• [EXERCISE BRIEF]:
Send back all the data below, exactly as given.

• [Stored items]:
┄┄┄┄┄┄┄┄┄┄┄┄┄┄┄┄┄┄┄┄

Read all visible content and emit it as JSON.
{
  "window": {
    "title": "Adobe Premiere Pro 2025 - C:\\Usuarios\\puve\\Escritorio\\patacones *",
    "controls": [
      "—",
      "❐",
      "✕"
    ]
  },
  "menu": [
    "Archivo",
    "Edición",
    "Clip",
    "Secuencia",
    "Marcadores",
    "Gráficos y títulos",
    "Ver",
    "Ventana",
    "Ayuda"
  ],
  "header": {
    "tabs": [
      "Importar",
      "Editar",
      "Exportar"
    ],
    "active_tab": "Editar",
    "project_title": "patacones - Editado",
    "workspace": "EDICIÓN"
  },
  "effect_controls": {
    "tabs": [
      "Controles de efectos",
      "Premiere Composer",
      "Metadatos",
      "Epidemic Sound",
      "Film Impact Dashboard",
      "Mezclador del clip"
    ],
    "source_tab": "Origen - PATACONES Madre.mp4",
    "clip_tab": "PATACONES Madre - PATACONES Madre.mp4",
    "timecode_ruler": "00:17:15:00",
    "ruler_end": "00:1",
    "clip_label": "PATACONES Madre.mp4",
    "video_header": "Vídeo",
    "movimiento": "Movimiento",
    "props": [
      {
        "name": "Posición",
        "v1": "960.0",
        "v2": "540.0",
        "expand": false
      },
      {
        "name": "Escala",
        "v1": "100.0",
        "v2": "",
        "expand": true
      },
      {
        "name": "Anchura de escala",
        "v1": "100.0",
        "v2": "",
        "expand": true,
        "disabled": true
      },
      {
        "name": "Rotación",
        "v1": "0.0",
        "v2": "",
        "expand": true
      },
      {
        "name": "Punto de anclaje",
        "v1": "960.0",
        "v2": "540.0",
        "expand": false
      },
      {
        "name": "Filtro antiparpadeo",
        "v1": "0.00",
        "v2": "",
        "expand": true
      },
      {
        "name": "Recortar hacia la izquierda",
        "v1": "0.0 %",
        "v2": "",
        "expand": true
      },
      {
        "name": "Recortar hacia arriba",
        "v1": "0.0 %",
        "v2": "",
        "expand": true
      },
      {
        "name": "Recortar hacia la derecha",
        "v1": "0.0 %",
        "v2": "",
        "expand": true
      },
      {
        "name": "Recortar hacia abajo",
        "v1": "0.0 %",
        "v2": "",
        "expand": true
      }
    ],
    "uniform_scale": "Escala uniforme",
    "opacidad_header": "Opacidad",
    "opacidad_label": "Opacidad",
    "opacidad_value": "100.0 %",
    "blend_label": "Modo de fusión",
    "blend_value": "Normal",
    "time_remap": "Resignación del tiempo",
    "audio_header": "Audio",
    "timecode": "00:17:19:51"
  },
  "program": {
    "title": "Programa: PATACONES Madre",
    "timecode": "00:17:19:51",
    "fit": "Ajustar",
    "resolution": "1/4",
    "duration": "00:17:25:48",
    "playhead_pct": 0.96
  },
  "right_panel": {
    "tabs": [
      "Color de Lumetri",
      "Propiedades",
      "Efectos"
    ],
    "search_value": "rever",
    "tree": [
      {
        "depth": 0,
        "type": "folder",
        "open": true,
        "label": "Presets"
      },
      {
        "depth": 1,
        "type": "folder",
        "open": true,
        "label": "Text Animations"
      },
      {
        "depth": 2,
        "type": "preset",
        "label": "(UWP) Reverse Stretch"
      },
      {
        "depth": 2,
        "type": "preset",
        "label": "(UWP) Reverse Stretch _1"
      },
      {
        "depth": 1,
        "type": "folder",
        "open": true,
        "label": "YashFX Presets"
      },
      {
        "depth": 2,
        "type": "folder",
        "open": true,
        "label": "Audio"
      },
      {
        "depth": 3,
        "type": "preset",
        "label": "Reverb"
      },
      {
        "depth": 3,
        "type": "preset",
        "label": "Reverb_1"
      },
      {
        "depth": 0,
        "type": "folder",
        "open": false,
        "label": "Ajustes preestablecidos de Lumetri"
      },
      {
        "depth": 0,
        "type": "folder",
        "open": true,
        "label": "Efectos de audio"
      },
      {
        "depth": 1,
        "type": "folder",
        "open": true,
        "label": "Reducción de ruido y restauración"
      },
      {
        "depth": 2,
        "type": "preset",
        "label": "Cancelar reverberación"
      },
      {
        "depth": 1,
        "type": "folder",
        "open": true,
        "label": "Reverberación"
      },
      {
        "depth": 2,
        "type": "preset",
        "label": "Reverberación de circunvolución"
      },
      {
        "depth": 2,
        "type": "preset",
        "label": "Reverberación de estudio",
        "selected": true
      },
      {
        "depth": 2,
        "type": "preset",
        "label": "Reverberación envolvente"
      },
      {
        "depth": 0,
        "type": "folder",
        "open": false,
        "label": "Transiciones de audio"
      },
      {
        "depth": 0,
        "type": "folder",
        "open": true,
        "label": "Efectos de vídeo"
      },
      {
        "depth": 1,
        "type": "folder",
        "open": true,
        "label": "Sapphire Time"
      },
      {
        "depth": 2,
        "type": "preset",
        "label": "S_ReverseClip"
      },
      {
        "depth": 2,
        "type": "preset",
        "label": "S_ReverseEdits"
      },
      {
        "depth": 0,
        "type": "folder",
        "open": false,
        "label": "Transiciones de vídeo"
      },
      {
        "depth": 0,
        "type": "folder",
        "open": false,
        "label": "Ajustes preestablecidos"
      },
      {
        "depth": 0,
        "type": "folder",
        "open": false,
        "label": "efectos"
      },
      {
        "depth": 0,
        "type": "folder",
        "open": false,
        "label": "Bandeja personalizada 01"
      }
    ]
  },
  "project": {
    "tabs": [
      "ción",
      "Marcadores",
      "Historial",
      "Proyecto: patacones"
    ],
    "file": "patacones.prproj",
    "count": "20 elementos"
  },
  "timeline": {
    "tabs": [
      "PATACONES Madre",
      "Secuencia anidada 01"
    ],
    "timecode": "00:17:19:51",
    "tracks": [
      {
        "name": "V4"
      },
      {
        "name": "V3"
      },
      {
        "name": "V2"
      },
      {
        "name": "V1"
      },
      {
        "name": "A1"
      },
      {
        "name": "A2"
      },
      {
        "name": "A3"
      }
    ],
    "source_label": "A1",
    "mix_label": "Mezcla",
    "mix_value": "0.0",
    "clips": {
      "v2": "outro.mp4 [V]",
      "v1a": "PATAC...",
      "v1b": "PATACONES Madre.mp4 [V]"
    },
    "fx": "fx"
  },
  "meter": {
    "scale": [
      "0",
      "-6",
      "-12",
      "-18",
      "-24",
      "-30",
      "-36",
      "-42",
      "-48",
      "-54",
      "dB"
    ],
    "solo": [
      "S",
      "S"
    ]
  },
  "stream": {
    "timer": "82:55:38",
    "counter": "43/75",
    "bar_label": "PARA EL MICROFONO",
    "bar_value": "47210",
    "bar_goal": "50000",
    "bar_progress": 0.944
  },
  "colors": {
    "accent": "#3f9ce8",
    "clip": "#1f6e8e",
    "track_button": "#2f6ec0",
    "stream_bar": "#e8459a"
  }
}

┄┄┄┄┄┄┄┄┄┄┄┄┄┄┄┄┄┄┄┄

• [EXERCISE RESULT]:
Read all visible content and emit it as JSON.
{
  "window": {
    "title": "Adobe Premiere Pro 2025 - C:\\Usuarios\\puve\\Escritorio\\patacones *",
    "controls": [
      "—",
      "❐",
      "✕"
    ]
  },
  "menu": [
    "Archivo",
    "Edición",
    "Clip",
    "Secuencia",
    "Marcadores",
    "Gráficos y títulos",
    "Ver",
    "Ventana",
    "Ayuda"
  ],
  "header": {
    "tabs": [
      "Importar",
      "Editar",
      "Exportar"
    ],
    "active_tab": "Editar",
    "project_title": "patacones - Editado",
    "workspace": "EDICIÓN"
  },
  "effect_controls": {
    "tabs": [
      "Controles de efectos",
      "Premiere Composer",
      "Metadatos",
      "Epidemic Sound",
      "Film Impact Dashboard",
      "Mezclador del clip"
    ],
    "source_tab": "Origen - PATACONES Madre.mp4",
    "clip_tab": "PATACONES Madre - PATACONES Madre.mp4",
    "timecode_ruler": "00:17:15:00",
    "ruler_end": "00:1",
    "clip_label": "PATACONES Madre.mp4",
    "video_header": "Vídeo",
    "movimiento": "Movimiento",
    "props": [
      {
        "name": "Posición",
        "v1": "960.0",
        "v2": "540.0",
        "expand": false
      },
      {
        "name": "Escala",
        "v1": "100.0",
        "v2": "",
        "expand": true
      },
      {
        "name": "Anchura de escala",
        "v1": "100.0",
        "v2": "",
        "expand": true,
        "disabled": true
      },
      {
        "name": "Rotación",
        "v1": "0.0",
        "v2": "",
        "expand": true
      },
      {
        "name": "Punto de anclaje",
        "v1": "960.0",
        "v2": "540.0",
        "expand": false
      },
      {
        "name": "Filtro antiparpadeo",
        "v1": "0.00",
        "v2": "",
        "expand": true
      },
      {
        "name": "Recortar hacia la izquierda",
        "v1": "0.0 %",
        "v2": "",
        "expand": true
      },
      {
        "name": "Recortar hacia arriba",
        "v1": "0.0 %",
        "v2": "",
        "expand": true
      },
      {
        "name": "Recortar hacia la derecha",
        "v1": "0.0 %",
        "v2": "",
        "expand": true
      },
      {
        "name": "Recortar hacia abajo",
        "v1": "0.0 %",
        "v2": "",
        "expand": true
      }
    ],
    "uniform_scale": "Escala uniforme",
    "opacidad_header": "Opacidad",
    "opacidad_label": "Opacidad",
    "opacidad_value": "100.0 %",
    "blend_label": "Modo de fusión",
    "blend_value": "Normal",
    "time_remap": "Resignación del tiempo",
    "audio_header": "Audio",
    "timecode": "00:17:19:51"
  },
  "program": {
    "title": "Programa: PATACONES Madre",
    "timecode": "00:17:19:51",
    "fit": "Ajustar",
    "resolution": "1/4",
    "duration": "00:17:25:48",
    "playhead_pct": 0.96
  },
  "right_panel": {
    "tabs": [
      "Color de Lumetri",
      "Propiedades",
      "Efectos"
    ],
    "search_value": "rever",
    "tree": [
      {
        "depth": 0,
        "type": "folder",
        "open": true,
        "label": "Presets"
      },
      {
        "depth": 1,
        "type": "folder",
        "open": true,
        "label": "Text Animations"
      },
      {
        "depth": 2,
        "type": "preset",
        "label": "(UWP) Reverse Stretch"
      },
      {
        "depth": 2,
        "type": "preset",
        "label": "(UWP) Reverse Stretch _1"
      },
      {
        "depth": 1,
        "type": "folder",
        "open": true,
        "label": "YashFX Presets"
      },
      {
        "depth": 2,
        "type": "folder",
        "open": true,
        "label": "Audio"
      },
      {
        "depth": 3,
        "type": "preset",
        "label": "Reverb"
      },
      {
        "depth": 3,
        "type": "preset",
        "label": "Reverb_1"
      },
      {
        "depth": 0,
        "type": "folder",
        "open": false,
        "label": "Ajustes preestablecidos de Lumetri"
      },
      {
        "depth": 0,
        "type": "folder",
        "open": true,
        "label": "Efectos de audio"
      },
      {
        "depth": 1,
        "type": "folder",
        "open": true,
        "label": "Reducción de ruido y restauración"
      },
      {
        "depth": 2,
        "type": "preset",
        "label": "Cancelar reverberación"
      },
      {
        "depth": 1,
        "type": "folder",
        "open": true,
        "label": "Reverberación"
      },
      {
        "depth": 2,
        "type": "preset",
        "label": "Reverberación de circunvolución"
      },
      {
        "depth": 2,
        "type": "preset",
        "label": "Reverberación de estudio",
        "selected": true
      },
      {
        "depth": 2,
        "type": "preset",
        "label": "Reverberación envolvente"
      },
      {
        "depth": 0,
        "type": "folder",
        "open": false,
        "label": "Transiciones de audio"
      },
      {
        "depth": 0,
        "type": "folder",
        "open": true,
        "label": "Efectos de vídeo"
      },
      {
        "depth": 1,
        "type": "folder",
        "open": true,
        "label": "Sapphire Time"
      },
      {
        "depth": 2,
        "type": "preset",
        "label": "S_ReverseClip"
      },
      {
        "depth": 2,
        "type": "preset",
        "label": "S_ReverseEdits"
      },
      {
        "depth": 0,
        "type": "folder",
        "open": false,
        "label": "Transiciones de vídeo"
      },
      {
        "depth": 0,
        "type": "folder",
        "open": false,
        "label": "Ajustes preestablecidos"
      },
      {
        "depth": 0,
        "type": "folder",
        "open": false,
        "label": "efectos"
      },
      {
        "depth": 0,
        "type": "folder",
        "open": false,
        "label": "Bandeja personalizada 01"
      }
    ]
  },
  "project": {
    "tabs": [
      "ción",
      "Marcadores",
      "Historial",
      "Proyecto: patacones"
    ],
    "file": "patacones.prproj",
    "count": "20 elementos"
  },
  "timeline": {
    "tabs": [
      "PATACONES Madre",
      "Secuencia anidada 01"
    ],
    "timecode": "00:17:19:51",
    "tracks": [
      {
        "name": "V4"
      },
      {
        "name": "V3"
      },
      {
        "name": "V2"
      },
      {
        "name": "V1"
      },
      {
        "name": "A1"
      },
      {
        "name": "A2"
      },
      {
        "name": "A3"
      }
    ],
    "source_label": "A1",
    "mix_label": "Mezcla",
    "mix_value": "0.0",
    "clips": {
      "v2": "outro.mp4 [V]",
      "v1a": "PATAC...",
      "v1b": "PATACONES Madre.mp4 [V]"
    },
    "fx": "fx"
  },
  "meter": {
    "scale": [
      "0",
      "-6",
      "-12",
      "-18",
      "-24",
      "-30",
      "-36",
      "-42",
      "-48",
      "-54",
      "dB"
    ],
    "solo": [
      "S",
      "S"
    ]
  },
  "stream": {
    "timer": "82:55:38",
    "counter": "43/75",
    "bar_label": "PARA EL MICROFONO",
    "bar_value": "47210",
    "bar_goal": "50000",
    "bar_progress": 0.944
  },
  "colors": {
    "accent": "#3f9ce8",
    "clip": "#1f6e8e",
    "track_button": "#2f6ec0",
    "stream_bar": "#e8459a"
  }
}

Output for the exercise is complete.